** start of DOCUMENT EXCERPT **
200 g  Butter; (2 sticks minus 1
          ; 1/2 Tbl)
   125 g  Flour; (4 1/2 oz)
   125 g  Ground hazelnuts
   200 g  Sugar; (7 oz)
     4    Eggs
     3 ts Cacao
   100 g  Chocolate; chopped* (4 oz)
     1 ts Vanilla extract
     3 ts Rum
     3 ts Cinnamon
 1 1/2 ts Baking powder
     1 cn Sour cherries**
 * You will have chop the chocolate by hand. Do not reduce the
 chocolate to a floury consistency. The size should be that of small
 peas. You want to have small pieces of chocolate in your cake after
 it baked. You can use chocolate morsels instead. But the quality of
 the cake improves if you use a good quality chocolate and not the
 regular chocolate morsels. Match the quality of your chocolate with
 the quality of your cacao.
 ** I think cherries preserved in light sirup are best, but you can use
 whatever you can find. Sour cherries give a much more intense flavour
 than sweet cherries. You want about 300 g of cherries, but if you
 have a bit more or less it does not really matter. The only thing is,
 the cherries are largely responsible for the nice moisture of the
 cake.
 Cream butter with the sugar. Add eggs, one by one. Add the vanilla.
** end of DOCUMENT EXCERPT **
** start of INFORMATION SUPPLIED **
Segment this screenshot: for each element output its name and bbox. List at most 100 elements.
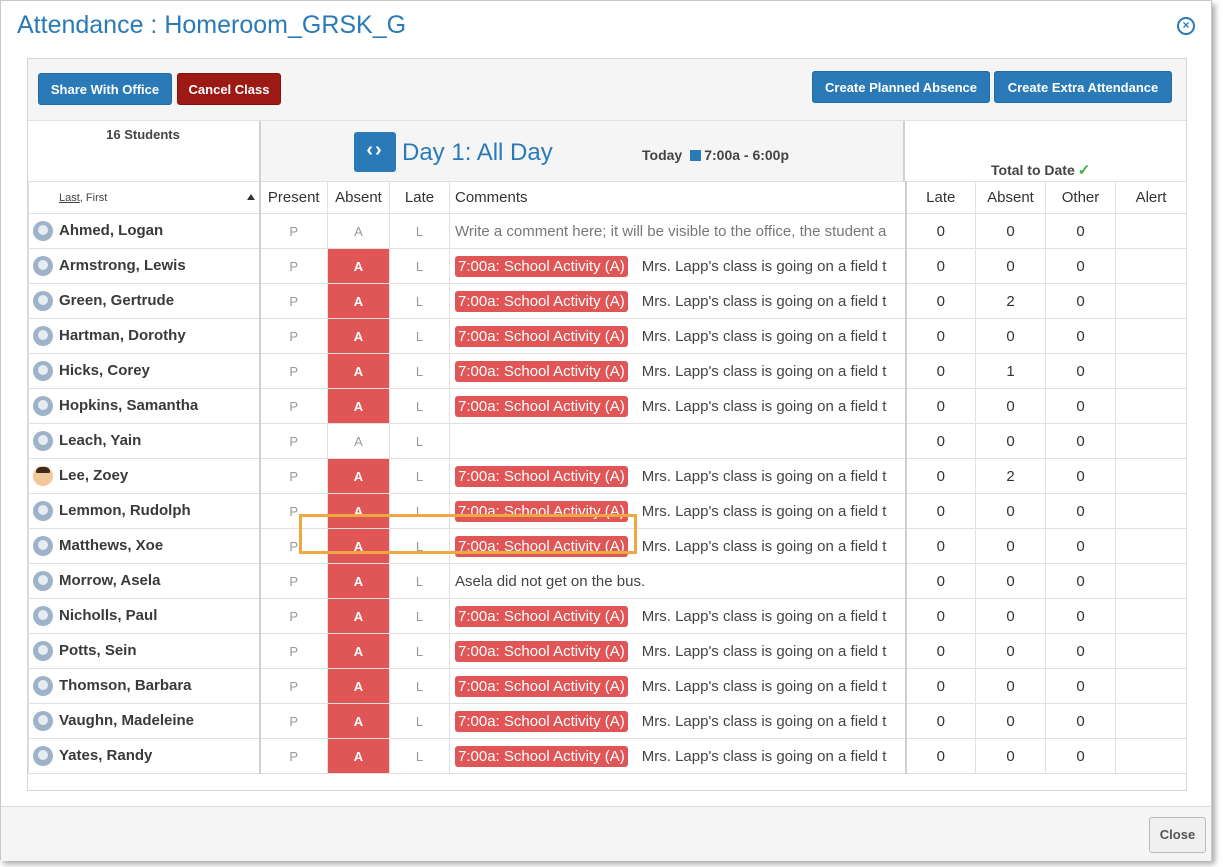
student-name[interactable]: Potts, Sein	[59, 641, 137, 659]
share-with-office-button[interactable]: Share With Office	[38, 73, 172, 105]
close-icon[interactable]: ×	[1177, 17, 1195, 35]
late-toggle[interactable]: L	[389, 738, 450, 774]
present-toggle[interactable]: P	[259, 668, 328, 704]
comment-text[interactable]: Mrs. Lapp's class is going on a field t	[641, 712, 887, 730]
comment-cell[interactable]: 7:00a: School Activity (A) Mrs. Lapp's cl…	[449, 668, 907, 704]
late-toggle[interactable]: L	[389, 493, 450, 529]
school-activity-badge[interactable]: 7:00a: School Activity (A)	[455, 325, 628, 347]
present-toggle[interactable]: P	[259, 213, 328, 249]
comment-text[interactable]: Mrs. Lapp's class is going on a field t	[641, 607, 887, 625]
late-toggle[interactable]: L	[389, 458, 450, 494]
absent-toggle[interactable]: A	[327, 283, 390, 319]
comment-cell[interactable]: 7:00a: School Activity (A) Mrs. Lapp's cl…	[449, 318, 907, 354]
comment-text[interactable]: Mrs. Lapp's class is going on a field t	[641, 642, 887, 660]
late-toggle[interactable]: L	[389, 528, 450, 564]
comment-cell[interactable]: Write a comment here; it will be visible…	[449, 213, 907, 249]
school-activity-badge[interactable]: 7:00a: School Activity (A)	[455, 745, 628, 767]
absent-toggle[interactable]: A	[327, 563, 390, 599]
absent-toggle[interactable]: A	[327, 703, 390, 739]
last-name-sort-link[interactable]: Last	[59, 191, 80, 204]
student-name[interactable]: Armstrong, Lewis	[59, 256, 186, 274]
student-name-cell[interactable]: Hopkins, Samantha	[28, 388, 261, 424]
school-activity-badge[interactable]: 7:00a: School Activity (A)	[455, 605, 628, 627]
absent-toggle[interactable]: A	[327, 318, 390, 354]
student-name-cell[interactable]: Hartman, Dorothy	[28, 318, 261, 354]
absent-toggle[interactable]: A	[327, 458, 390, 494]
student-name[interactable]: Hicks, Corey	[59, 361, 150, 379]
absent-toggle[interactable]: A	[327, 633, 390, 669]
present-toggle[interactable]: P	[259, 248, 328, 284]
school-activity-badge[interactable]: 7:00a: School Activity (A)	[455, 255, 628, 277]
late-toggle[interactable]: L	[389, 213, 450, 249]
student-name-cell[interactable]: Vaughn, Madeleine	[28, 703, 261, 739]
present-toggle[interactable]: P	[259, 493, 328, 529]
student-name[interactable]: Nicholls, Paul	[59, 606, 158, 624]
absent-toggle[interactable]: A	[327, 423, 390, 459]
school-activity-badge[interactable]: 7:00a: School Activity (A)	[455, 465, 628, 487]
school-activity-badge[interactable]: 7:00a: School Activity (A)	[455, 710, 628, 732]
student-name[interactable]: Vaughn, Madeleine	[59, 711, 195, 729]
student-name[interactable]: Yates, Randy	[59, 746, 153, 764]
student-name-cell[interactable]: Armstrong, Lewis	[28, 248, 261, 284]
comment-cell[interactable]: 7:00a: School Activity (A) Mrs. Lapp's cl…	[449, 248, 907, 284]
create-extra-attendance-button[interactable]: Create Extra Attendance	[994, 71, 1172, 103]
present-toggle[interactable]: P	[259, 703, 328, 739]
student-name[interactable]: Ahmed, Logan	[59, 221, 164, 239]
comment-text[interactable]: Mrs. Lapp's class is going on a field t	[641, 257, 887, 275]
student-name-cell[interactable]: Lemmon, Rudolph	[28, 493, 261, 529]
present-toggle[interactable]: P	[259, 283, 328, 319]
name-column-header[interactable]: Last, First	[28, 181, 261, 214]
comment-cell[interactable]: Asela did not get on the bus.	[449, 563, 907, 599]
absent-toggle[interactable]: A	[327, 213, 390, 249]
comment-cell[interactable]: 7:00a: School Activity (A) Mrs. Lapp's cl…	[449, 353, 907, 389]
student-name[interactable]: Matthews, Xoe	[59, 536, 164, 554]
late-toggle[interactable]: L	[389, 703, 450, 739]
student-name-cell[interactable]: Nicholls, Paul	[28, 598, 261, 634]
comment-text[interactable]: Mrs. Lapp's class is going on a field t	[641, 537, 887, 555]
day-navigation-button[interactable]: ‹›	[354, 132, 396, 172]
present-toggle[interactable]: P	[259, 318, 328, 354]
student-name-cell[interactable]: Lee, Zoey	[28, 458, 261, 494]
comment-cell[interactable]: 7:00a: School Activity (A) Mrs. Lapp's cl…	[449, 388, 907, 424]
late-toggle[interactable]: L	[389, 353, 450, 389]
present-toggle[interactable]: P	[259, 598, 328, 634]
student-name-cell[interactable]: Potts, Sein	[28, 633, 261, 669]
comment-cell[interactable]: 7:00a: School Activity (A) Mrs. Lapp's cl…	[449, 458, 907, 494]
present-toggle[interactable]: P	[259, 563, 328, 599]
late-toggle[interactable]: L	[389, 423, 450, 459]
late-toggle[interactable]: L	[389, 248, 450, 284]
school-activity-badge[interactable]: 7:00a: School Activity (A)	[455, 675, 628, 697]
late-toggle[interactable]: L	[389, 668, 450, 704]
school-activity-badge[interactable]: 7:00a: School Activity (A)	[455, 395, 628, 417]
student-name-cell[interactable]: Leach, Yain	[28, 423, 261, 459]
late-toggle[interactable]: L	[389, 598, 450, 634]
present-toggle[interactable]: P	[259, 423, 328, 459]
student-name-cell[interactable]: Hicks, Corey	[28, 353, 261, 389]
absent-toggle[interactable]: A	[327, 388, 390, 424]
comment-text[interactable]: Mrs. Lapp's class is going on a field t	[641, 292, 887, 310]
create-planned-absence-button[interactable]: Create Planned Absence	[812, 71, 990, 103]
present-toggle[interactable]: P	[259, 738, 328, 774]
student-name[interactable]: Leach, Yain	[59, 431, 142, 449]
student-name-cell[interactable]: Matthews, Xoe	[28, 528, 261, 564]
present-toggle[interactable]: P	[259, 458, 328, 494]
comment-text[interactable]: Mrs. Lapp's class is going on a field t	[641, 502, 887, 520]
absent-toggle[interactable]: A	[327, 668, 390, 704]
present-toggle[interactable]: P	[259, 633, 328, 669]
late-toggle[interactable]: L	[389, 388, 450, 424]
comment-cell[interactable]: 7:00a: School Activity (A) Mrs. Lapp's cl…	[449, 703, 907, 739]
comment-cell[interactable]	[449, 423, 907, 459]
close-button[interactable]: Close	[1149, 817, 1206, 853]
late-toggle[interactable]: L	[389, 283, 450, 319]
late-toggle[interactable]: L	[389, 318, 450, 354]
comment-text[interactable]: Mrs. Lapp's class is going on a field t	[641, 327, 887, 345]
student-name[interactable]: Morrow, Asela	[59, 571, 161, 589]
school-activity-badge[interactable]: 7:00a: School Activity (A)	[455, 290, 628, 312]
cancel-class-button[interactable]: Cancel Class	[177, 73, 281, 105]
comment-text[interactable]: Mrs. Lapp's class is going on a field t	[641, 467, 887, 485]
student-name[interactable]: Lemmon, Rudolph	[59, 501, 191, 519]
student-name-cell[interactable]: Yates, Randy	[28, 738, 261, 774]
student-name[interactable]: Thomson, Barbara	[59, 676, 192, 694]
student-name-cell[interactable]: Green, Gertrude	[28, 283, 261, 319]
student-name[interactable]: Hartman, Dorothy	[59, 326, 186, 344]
** end of INFORMATION SUPPLIED **
GIVEN PROBLEM A —
In the chocolate cherry cake recipe, what size should the hand-chopped chocolate pieces be?
GIVEN PROBLEM B —
Resume the chocolate cherry cake recipe from where it stops.

RESPONSE A —
About the size of small peas.

RESPONSE B —
 Mix flour, hazelnuts, baking powder and add. Add rum, cinamon and
 cacao. (Hints for adding the cacao: If you use a machine, just add it
 here. If you do the cake by hand, you might want to reserve a bit of
 the sugar and mix it with the cacao to reduce the amount of lumps you
 have. Or mix the cacao with the other dry ingredients.) Fold in the
 chocolate. Carefully fold in the drained cherries.
 Put dough in well buttered form. You might consider dusting the form
 with whatever you use for this. I use a 26 cm (10 in) springform with
 the insert that makes a hole in the middle of the cake. This makes a
 nicely sized if a bit flat cake. If you want to use the flat insert,
 1 1/2 times the recipe should be about right.
 Bake in preheated oven at 350 F for 50 to 65 minutes. Do not
 overbake, one of the nice features of this cake is its moisture. Test
 with a wooden stick or a clean knife for doneness. If it comes out
 clean after you put it in the center of cake, the cake is done. But
 do not be deceived by the moisture of the cherries or the melted
 chocolate, so try two or three different spots, cleaning the knife or
 wooden stick after each use. I do not know why, but the baking time
 of this cake can vary considerably from oven to oven, and it also
 will depend on what form and overall quantity you use.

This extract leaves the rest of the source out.